Requirement ->
Print back every record below, exactly as it stands.
(Beginning of Provided records)
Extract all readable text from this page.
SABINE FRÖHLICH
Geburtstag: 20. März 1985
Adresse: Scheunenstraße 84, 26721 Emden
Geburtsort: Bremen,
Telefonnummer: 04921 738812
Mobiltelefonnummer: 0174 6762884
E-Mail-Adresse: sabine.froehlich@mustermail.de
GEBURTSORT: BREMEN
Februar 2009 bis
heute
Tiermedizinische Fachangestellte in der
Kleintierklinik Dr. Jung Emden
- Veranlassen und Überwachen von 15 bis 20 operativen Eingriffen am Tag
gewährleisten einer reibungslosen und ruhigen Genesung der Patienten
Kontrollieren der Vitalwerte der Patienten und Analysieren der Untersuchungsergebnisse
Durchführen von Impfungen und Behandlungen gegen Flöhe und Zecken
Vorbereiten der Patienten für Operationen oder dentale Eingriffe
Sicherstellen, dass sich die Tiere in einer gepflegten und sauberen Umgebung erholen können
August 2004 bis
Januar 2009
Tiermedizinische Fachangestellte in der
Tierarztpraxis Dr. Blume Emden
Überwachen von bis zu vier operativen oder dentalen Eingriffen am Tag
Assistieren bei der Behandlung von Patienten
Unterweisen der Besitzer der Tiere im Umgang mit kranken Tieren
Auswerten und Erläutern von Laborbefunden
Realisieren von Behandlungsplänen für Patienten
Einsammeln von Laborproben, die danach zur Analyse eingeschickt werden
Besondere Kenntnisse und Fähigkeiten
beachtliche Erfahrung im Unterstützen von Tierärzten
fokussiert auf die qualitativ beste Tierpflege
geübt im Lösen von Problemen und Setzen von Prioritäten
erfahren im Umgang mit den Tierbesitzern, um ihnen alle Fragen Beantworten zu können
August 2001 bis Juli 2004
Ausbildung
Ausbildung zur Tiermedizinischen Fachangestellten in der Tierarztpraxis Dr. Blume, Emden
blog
(End of Provided records)
Written response ->
Extract all readable text from this page.
SABINE FRÖHLICH
Geburtstag: 20. März 1985
Adresse: Scheunenstraße 84, 26721 Emden
Geburtsort: Bremen,
Telefonnummer: 04921 738812
Mobiltelefonnummer: 0174 6762884
E-Mail-Adresse: sabine.froehlich@mustermail.de
GEBURTSORT: BREMEN
Februar 2009 bis
heute
Tiermedizinische Fachangestellte in der
Kleintierklinik Dr. Jung Emden
- Veranlassen und Überwachen von 15 bis 20 operativen Eingriffen am Tag
gewährleisten einer reibungslosen und ruhigen Genesung der Patienten
Kontrollieren der Vitalwerte der Patienten und Analysieren der Untersuchungsergebnisse
Durchführen von Impfungen und Behandlungen gegen Flöhe und Zecken
Vorbereiten der Patienten für Operationen oder dentale Eingriffe
Sicherstellen, dass sich die Tiere in einer gepflegten und sauberen Umgebung erholen können
August 2004 bis
Januar 2009
Tiermedizinische Fachangestellte in der
Tierarztpraxis Dr. Blume Emden
Überwachen von bis zu vier operativen oder dentalen Eingriffen am Tag
Assistieren bei der Behandlung von Patienten
Unterweisen der Besitzer der Tiere im Umgang mit kranken Tieren
Auswerten und Erläutern von Laborbefunden
Realisieren von Behandlungsplänen für Patienten
Einsammeln von Laborproben, die danach zur Analyse eingeschickt werden
Besondere Kenntnisse und Fähigkeiten
beachtliche Erfahrung im Unterstützen von Tierärzten
fokussiert auf die qualitativ beste Tierpflege
geübt im Lösen von Problemen und Setzen von Prioritäten
erfahren im Umgang mit den Tierbesitzern, um ihnen alle Fragen Beantworten zu können
August 2001 bis Juli 2004
Ausbildung
Ausbildung zur Tiermedizinischen Fachangestellten in der Tierarztpraxis Dr. Blume, Emden
blog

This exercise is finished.